Where a line in the listing below contains the word "Population", copy that line.

○ ○ ○ ○ ○

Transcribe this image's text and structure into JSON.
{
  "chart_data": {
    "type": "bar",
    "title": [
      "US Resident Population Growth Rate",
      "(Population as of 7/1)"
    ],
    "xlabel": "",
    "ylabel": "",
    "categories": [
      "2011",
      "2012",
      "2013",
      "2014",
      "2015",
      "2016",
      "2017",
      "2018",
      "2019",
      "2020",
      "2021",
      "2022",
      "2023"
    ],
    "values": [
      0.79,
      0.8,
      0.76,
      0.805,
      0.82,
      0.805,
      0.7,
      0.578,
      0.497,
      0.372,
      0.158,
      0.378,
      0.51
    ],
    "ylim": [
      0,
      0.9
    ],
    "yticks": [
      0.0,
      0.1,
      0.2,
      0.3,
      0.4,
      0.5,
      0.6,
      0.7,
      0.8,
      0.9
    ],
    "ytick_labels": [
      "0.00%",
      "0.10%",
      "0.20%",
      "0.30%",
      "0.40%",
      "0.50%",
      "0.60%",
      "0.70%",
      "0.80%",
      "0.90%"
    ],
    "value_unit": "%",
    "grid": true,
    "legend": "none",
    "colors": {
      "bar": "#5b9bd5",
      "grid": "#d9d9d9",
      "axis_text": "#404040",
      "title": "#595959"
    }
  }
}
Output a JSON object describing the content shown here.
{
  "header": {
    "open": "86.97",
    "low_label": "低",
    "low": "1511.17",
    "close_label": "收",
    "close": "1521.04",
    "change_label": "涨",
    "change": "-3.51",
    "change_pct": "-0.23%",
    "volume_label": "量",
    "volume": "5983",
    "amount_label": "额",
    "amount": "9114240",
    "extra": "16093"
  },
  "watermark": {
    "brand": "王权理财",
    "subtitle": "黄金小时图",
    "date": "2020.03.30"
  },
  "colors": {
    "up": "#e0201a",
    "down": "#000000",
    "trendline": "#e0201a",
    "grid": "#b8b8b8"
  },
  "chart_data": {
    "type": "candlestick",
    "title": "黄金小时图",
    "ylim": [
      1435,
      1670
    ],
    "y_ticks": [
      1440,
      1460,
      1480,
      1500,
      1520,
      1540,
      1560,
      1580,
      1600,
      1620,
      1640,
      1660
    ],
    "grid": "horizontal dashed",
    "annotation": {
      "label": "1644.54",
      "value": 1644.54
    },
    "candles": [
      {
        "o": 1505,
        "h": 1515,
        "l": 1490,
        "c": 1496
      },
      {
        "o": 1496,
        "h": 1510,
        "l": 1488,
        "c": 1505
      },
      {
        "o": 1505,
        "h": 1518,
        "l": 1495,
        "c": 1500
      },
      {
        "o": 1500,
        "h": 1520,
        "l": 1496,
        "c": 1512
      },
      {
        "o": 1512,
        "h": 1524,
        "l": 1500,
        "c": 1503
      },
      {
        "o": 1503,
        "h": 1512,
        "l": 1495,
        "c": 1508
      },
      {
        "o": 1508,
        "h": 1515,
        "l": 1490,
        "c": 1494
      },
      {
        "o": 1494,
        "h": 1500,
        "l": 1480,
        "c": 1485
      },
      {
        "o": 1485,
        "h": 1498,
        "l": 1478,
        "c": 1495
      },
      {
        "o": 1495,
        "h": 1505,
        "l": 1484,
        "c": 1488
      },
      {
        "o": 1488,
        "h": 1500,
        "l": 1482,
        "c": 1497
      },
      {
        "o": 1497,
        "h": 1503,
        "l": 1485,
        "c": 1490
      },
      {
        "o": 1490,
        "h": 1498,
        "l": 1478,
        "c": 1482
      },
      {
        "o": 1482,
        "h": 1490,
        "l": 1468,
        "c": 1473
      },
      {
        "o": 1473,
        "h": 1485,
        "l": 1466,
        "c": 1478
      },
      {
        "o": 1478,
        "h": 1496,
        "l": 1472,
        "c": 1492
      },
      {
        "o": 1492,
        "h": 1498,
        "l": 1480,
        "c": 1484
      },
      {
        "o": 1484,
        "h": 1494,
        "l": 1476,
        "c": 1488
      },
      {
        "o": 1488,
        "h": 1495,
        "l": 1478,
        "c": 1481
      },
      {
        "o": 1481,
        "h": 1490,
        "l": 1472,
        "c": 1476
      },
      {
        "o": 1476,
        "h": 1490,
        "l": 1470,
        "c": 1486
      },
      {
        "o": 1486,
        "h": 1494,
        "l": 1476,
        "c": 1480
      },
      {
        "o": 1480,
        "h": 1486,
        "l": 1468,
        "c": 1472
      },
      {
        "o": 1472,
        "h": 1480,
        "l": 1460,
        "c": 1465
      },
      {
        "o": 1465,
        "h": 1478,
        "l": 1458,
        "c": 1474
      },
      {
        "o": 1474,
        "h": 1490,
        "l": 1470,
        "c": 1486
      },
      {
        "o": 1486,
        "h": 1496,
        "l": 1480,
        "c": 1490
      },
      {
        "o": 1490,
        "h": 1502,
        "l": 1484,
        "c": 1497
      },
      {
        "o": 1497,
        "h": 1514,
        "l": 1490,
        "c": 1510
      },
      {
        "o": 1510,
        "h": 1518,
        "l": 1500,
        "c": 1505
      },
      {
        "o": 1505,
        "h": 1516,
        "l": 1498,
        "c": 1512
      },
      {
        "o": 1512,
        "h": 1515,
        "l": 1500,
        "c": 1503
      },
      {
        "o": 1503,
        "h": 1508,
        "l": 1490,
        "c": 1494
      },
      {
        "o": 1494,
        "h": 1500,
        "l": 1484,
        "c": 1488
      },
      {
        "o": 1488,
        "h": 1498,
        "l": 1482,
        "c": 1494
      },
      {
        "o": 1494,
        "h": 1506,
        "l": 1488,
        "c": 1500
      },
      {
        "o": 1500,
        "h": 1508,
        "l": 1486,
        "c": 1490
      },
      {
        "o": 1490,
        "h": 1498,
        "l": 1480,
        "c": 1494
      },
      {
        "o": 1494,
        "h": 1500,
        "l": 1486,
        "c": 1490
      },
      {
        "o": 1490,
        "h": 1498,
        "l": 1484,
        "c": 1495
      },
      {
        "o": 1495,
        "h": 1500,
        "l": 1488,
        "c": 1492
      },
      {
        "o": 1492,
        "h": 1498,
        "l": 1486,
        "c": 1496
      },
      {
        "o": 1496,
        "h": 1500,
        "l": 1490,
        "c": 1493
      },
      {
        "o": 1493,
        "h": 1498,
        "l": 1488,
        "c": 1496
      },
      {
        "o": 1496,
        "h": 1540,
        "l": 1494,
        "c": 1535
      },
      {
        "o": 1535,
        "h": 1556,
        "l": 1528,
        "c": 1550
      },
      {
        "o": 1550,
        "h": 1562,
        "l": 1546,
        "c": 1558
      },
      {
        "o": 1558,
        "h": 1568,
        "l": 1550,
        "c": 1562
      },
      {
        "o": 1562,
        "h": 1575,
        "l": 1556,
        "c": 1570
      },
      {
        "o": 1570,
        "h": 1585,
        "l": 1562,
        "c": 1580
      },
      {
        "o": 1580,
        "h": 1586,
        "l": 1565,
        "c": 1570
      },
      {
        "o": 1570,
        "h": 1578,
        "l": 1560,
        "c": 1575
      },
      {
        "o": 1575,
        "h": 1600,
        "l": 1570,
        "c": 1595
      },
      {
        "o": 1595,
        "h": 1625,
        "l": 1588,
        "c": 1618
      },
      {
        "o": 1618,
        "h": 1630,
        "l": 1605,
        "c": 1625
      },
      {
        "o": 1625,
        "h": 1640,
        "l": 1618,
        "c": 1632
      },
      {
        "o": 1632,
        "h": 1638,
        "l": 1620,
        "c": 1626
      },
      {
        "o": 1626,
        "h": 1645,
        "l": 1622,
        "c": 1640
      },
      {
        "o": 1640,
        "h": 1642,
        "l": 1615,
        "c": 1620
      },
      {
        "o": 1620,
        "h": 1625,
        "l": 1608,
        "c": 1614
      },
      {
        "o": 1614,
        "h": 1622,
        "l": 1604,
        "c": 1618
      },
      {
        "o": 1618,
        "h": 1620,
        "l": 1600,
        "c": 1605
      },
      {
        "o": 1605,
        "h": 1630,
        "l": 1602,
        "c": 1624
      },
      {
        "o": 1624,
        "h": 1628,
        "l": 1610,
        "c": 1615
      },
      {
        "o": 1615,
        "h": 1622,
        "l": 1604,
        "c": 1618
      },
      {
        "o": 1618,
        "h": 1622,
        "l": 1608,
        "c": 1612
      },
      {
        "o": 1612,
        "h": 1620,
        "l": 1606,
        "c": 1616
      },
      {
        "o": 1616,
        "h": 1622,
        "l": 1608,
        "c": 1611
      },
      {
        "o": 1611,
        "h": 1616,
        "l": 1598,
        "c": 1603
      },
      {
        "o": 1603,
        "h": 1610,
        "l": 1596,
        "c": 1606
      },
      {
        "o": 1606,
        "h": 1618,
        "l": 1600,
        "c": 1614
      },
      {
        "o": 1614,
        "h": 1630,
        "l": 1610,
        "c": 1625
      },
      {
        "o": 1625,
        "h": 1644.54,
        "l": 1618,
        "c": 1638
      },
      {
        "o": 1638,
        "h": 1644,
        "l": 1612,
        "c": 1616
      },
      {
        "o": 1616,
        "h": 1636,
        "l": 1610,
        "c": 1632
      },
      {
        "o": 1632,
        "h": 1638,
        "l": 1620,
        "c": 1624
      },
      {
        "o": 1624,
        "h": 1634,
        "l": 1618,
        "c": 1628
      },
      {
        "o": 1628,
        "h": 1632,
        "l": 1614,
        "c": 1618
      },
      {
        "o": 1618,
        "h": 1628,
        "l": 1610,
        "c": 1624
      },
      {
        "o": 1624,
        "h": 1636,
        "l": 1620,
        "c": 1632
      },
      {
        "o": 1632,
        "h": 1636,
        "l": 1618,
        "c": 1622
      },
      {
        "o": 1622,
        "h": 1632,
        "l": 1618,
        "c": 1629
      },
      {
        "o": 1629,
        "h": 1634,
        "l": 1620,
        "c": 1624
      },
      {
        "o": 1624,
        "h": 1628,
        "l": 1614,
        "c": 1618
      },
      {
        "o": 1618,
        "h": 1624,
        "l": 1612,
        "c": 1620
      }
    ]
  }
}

○ ○ ○ ○ ○

THE ANSWER:
      "US Resident Population Growth Rate",
      "(Population as of 7/1)"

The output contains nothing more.